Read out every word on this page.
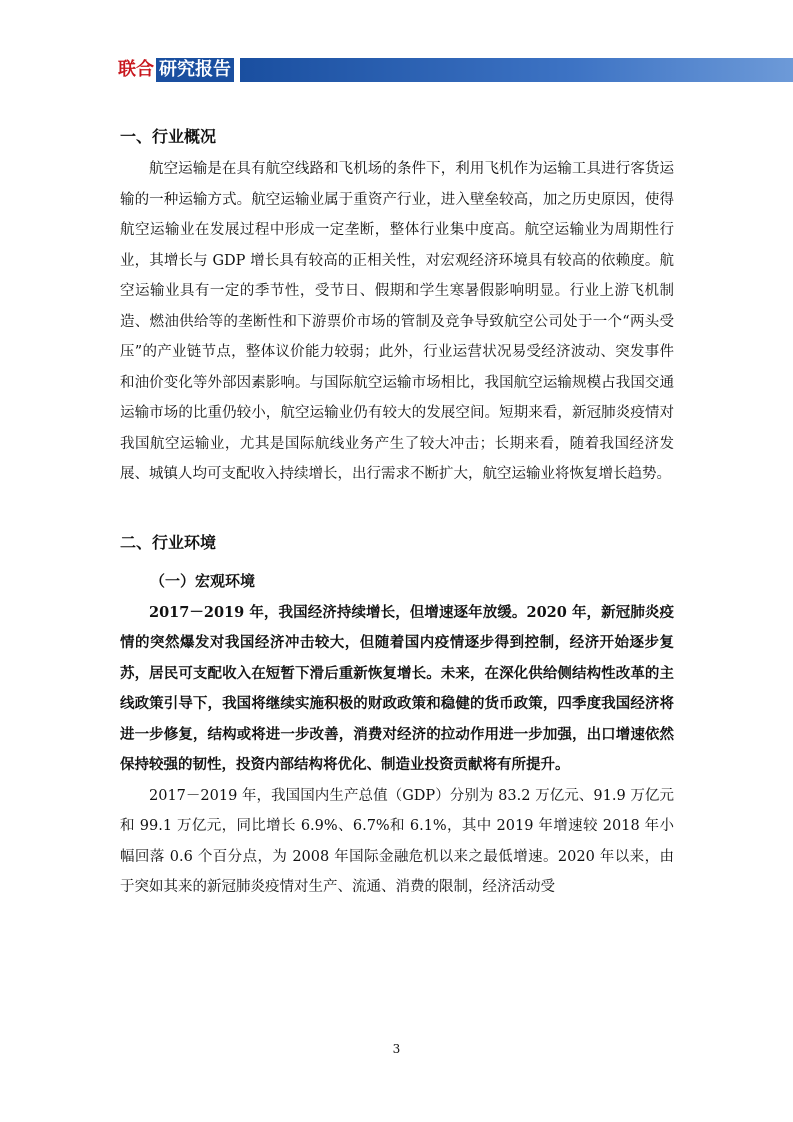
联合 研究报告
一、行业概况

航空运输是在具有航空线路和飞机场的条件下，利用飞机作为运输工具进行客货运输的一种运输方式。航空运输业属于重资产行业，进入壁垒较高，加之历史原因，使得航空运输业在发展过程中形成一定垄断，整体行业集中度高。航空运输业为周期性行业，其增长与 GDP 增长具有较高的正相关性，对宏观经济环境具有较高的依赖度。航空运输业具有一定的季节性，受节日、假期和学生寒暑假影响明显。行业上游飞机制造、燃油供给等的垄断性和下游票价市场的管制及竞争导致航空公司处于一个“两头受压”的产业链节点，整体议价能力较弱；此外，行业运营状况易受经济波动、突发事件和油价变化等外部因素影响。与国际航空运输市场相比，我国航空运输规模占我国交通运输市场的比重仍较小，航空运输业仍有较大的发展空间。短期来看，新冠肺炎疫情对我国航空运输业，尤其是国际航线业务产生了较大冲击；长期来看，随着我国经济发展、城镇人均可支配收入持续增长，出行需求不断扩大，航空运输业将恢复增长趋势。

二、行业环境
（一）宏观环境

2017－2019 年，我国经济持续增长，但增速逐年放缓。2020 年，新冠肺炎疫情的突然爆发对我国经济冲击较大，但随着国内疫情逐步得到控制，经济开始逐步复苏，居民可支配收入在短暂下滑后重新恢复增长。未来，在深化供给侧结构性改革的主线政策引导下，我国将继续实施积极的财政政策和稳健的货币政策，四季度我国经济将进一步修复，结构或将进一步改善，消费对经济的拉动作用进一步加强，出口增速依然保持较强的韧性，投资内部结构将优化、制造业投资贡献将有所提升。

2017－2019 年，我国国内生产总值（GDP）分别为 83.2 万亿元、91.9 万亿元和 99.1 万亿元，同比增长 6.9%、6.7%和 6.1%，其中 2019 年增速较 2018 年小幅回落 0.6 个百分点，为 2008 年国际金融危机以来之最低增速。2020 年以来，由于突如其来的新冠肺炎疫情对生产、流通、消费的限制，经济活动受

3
━━━━━━━━
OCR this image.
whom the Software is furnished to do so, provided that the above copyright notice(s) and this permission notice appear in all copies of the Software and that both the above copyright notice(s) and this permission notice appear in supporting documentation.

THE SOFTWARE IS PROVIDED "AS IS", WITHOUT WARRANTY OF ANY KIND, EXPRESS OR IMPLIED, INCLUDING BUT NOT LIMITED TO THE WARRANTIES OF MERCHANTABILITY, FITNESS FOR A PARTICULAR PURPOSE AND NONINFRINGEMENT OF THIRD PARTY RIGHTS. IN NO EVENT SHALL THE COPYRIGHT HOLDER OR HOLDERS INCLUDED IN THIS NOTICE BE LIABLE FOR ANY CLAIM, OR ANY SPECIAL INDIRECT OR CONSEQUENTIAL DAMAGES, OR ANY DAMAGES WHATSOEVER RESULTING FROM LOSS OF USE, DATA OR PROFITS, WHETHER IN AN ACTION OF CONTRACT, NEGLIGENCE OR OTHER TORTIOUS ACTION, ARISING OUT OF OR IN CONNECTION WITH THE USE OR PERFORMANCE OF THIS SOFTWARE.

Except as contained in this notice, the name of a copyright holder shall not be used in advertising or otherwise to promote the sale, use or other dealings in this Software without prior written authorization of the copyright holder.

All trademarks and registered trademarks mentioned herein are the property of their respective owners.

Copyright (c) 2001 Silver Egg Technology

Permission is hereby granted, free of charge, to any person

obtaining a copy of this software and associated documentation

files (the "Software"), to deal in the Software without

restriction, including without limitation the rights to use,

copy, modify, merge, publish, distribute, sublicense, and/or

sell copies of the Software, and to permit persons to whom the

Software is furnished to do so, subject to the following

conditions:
━━━━━━━━
- REQUIRED TASK
In the lines above, locate the string "furnished". Copy every line where it occurs.

- PROBLEM SOLUTION
whom the Software is furnished to do so, provided that the above copyright notice(s) and this permission notice appear in all copies of the Software and that both the above copyright notice(s) and this permission notice appear in supporting documentation.
Software is furnished to do so, subject to the following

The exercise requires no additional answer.